Aim:
Repeat each line exactly as it is written.

Given records:
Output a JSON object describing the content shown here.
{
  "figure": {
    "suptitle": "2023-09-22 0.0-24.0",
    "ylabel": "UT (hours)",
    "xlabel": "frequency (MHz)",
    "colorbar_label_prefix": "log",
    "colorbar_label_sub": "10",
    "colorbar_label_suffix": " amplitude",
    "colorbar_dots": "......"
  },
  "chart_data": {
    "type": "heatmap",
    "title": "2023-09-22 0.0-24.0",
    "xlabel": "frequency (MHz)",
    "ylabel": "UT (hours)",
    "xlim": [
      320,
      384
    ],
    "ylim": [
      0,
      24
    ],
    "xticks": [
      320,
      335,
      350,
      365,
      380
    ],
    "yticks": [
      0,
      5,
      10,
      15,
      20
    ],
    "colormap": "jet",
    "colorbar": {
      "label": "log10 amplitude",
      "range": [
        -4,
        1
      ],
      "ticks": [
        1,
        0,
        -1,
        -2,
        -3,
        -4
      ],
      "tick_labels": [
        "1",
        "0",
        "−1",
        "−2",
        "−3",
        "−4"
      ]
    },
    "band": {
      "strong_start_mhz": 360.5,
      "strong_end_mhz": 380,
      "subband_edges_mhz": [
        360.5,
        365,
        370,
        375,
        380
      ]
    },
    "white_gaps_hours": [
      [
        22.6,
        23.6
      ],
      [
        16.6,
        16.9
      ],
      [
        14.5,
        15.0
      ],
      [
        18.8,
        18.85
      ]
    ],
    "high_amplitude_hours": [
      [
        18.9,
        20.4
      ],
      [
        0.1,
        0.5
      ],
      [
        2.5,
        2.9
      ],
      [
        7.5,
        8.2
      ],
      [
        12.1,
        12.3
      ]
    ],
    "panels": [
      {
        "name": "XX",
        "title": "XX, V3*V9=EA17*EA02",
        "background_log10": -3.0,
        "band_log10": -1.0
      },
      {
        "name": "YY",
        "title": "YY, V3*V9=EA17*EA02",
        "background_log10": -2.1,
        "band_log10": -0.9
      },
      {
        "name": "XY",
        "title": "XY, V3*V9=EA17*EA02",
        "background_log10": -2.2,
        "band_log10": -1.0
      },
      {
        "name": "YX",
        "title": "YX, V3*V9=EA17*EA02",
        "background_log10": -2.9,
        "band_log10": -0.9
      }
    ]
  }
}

Exercise solution:
Output a JSON object describing the content shown here.
{
  "figure": {
    "suptitle": "2023-09-22 0.0-24.0",
    "ylabel": "UT (hours)",
    "xlabel": "frequency (MHz)",
    "colorbar_label_prefix": "log",
    "colorbar_label_sub": "10",
    "colorbar_label_suffix": " amplitude",
    "colorbar_dots": "......"
  },
  "chart_data": {
    "type": "heatmap",
    "title": "2023-09-22 0.0-24.0",
    "xlabel": "frequency (MHz)",
    "ylabel": "UT (hours)",
    "xlim": [
      320,
      384
    ],
    "ylim": [
      0,
      24
    ],
    "xticks": [
      320,
      335,
      350,
      365,
      380
    ],
    "yticks": [
      0,
      5,
      10,
      15,
      20
    ],
    "colormap": "jet",
    "colorbar": {
      "label": "log10 amplitude",
      "range": [
        -4,
        1
      ],
      "ticks": [
        1,
        0,
        -1,
        -2,
        -3,
        -4
      ],
      "tick_labels": [
        "1",
        "0",
        "−1",
        "−2",
        "−3",
        "−4"
      ]
    },
    "band": {
      "strong_start_mhz": 360.5,
      "strong_end_mhz": 380,
      "subband_edges_mhz": [
        360.5,
        365,
        370,
        375,
        380
      ]
    },
    "white_gaps_hours": [
      [
        22.6,
        23.6
      ],
      [
        16.6,
        16.9
      ],
      [
        14.5,
        15.0
      ],
      [
        18.8,
        18.85
      ]
    ],
    "high_amplitude_hours": [
      [
        18.9,
        20.4
      ],
      [
        0.1,
        0.5
      ],
      [
        2.5,
        2.9
      ],
      [
        7.5,
        8.2
      ],
      [
        12.1,
        12.3
      ]
    ],
    "panels": [
      {
        "name": "XX",
        "title": "XX, V3*V9=EA17*EA02",
        "background_log10": -3.0,
        "band_log10": -1.0
      },
      {
        "name": "YY",
        "title": "YY, V3*V9=EA17*EA02",
        "background_log10": -2.1,
        "band_log10": -0.9
      },
      {
        "name": "XY",
        "title": "XY, V3*V9=EA17*EA02",
        "background_log10": -2.2,
        "band_log10": -1.0
      },
      {
        "name": "YX",
        "title": "YX, V3*V9=EA17*EA02",
        "background_log10": -2.9,
        "band_log10": -0.9
      }
    ]
  }
}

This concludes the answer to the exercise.